Count lines holding the string "true" in the data that follows. Reply with one number only.
** start of Provided data **
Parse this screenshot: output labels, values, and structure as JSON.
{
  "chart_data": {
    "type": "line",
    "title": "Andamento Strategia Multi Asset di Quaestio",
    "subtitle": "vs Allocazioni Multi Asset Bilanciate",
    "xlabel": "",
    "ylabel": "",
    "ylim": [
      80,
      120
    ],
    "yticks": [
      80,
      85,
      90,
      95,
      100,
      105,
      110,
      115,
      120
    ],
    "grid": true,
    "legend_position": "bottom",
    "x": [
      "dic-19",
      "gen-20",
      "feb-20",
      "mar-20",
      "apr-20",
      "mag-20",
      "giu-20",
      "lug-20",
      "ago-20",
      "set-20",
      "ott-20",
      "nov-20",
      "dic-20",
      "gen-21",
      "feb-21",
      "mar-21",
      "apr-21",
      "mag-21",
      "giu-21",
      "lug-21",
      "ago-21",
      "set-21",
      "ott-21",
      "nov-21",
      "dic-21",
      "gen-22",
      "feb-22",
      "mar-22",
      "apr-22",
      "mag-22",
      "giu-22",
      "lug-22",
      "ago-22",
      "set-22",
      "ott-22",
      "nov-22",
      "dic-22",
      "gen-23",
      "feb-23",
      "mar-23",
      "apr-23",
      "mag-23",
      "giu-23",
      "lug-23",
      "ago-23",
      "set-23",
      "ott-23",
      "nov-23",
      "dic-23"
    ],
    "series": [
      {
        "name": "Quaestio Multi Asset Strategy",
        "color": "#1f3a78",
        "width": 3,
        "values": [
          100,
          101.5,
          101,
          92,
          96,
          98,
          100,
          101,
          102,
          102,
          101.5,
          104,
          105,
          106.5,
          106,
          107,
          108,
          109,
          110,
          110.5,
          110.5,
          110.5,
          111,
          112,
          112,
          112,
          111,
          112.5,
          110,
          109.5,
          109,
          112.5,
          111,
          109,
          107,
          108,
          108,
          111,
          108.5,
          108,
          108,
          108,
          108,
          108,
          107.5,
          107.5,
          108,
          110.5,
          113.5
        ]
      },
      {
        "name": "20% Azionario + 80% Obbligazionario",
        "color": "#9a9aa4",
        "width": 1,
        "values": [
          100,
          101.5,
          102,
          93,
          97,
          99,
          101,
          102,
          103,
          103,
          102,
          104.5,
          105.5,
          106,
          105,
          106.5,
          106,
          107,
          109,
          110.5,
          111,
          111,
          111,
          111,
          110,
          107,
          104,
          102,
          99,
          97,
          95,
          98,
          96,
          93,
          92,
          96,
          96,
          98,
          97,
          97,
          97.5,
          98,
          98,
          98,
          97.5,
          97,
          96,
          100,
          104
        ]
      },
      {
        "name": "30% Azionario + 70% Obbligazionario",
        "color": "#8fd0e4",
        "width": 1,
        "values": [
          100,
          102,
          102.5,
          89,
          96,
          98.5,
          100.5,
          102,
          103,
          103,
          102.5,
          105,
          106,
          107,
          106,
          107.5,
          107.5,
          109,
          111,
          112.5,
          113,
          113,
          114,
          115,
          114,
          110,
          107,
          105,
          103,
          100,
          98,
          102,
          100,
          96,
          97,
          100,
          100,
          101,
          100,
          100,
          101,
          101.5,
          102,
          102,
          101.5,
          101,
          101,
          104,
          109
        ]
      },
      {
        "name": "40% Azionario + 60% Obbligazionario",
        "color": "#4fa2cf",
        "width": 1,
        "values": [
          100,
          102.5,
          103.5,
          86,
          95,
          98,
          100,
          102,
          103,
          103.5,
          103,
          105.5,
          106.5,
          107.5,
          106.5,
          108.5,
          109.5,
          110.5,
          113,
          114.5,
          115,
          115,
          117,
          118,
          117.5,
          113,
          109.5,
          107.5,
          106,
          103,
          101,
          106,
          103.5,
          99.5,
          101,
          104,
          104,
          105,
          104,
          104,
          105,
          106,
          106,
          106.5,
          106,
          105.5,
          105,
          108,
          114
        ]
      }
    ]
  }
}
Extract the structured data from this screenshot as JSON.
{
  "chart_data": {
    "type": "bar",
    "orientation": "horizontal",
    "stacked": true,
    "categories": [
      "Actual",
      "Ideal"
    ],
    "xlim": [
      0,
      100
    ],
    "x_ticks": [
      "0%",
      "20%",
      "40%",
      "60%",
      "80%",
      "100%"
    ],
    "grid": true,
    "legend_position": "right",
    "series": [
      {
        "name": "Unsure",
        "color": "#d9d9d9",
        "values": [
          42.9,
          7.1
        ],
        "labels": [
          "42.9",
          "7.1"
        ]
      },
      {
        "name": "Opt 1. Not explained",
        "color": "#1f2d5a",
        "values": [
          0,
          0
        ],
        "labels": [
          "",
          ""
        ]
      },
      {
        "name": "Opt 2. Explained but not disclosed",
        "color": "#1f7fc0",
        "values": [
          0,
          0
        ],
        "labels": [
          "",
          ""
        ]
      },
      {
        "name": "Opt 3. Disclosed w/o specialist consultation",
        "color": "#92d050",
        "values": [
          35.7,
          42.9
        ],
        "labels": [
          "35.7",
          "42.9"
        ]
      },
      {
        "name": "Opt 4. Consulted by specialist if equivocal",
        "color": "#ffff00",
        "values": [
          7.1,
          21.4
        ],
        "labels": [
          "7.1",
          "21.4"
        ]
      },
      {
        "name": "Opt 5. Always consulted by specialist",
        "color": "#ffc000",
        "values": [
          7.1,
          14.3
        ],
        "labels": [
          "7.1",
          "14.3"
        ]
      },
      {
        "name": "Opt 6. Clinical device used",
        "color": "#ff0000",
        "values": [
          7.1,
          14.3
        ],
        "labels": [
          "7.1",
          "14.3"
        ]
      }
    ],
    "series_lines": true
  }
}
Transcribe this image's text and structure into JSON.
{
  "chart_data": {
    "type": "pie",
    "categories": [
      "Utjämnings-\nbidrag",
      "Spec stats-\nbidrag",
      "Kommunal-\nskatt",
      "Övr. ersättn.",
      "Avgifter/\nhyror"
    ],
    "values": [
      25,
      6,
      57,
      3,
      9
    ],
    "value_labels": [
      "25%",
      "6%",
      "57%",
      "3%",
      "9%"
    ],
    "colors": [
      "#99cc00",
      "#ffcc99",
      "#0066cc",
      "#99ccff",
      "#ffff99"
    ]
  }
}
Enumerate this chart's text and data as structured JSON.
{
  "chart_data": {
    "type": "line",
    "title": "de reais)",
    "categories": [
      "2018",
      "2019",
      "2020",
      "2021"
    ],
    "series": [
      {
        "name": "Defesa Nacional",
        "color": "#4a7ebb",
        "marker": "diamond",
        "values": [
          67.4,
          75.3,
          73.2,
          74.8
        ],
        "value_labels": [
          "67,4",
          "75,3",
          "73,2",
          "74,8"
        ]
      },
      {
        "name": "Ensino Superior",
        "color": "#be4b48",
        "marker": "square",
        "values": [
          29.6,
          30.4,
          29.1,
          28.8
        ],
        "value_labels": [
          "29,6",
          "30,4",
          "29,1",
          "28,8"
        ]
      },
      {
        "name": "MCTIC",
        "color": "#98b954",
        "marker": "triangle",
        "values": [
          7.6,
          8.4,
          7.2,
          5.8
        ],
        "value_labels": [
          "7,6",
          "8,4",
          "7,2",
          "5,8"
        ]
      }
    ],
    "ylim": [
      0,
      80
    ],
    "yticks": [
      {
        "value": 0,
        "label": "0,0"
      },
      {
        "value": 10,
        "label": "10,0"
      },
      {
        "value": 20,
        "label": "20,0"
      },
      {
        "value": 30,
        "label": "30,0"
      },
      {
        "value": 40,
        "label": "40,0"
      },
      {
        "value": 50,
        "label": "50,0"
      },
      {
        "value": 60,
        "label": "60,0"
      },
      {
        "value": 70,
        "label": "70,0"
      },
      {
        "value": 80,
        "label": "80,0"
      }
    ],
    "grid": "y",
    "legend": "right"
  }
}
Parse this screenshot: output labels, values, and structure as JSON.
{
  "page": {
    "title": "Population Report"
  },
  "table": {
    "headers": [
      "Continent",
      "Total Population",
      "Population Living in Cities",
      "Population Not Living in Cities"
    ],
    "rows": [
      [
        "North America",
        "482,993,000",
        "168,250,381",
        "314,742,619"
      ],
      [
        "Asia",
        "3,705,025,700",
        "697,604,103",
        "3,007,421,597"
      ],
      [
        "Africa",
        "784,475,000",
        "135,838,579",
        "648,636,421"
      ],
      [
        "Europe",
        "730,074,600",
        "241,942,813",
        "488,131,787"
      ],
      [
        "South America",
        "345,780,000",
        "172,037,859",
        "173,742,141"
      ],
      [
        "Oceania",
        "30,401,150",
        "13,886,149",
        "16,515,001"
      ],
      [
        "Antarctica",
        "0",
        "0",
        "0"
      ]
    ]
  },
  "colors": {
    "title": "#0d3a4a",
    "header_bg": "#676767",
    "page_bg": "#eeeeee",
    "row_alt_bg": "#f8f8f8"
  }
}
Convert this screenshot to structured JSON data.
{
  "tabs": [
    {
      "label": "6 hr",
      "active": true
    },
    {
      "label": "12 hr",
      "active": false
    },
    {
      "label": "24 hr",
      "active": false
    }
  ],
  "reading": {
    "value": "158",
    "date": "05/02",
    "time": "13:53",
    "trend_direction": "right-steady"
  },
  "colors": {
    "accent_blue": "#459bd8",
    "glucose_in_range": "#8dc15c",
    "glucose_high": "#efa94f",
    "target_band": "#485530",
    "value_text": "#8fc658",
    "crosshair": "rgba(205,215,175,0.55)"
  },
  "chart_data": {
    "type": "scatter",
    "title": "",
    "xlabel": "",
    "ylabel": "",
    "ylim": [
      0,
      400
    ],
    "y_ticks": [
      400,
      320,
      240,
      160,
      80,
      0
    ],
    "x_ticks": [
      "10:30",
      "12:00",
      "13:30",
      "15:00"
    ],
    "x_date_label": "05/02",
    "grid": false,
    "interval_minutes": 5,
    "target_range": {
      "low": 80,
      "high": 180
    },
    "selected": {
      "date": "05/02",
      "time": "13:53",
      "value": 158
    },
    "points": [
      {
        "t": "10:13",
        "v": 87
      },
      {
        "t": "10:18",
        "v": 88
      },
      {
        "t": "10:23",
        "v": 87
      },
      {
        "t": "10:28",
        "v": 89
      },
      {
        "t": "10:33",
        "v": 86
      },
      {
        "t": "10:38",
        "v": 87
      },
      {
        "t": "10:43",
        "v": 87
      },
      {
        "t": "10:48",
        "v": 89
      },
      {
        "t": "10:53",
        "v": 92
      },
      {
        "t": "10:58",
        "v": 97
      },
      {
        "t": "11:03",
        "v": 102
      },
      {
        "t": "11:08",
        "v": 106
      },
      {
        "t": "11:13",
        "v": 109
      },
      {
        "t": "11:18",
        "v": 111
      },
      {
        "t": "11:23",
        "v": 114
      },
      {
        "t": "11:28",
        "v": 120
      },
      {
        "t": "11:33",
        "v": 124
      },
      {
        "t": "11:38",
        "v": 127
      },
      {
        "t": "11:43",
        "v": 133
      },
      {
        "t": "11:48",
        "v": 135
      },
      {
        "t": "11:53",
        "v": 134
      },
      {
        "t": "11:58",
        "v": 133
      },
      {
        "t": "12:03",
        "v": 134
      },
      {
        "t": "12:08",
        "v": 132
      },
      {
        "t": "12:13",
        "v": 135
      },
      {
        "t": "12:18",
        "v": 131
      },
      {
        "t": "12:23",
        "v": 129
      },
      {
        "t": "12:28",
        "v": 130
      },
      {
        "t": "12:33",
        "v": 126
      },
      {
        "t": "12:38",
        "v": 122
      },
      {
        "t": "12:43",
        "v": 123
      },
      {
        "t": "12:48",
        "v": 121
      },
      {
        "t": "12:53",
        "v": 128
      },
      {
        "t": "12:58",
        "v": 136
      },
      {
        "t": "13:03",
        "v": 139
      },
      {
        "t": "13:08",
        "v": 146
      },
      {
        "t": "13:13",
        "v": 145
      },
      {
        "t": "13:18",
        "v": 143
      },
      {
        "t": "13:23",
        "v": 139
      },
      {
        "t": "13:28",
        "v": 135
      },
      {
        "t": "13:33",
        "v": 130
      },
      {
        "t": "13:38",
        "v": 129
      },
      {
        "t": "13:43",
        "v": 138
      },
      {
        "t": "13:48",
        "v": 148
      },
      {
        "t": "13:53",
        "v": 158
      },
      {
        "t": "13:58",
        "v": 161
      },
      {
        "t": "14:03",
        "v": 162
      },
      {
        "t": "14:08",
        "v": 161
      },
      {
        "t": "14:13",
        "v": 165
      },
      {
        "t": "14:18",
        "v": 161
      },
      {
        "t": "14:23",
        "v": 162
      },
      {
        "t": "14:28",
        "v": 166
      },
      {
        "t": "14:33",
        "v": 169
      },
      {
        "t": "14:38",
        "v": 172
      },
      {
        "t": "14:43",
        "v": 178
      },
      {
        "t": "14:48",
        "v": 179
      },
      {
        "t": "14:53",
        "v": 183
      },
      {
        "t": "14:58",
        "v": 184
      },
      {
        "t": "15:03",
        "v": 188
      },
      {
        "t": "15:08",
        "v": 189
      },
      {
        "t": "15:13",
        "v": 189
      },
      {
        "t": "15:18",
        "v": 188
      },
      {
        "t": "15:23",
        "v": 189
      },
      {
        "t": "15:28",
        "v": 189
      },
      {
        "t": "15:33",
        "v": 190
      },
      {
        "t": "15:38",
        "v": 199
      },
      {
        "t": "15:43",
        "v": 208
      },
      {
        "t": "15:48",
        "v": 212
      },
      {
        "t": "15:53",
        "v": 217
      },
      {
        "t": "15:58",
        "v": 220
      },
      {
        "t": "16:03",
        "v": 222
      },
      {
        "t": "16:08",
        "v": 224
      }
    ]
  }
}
** end of Provided data **
• [Task solution]:
5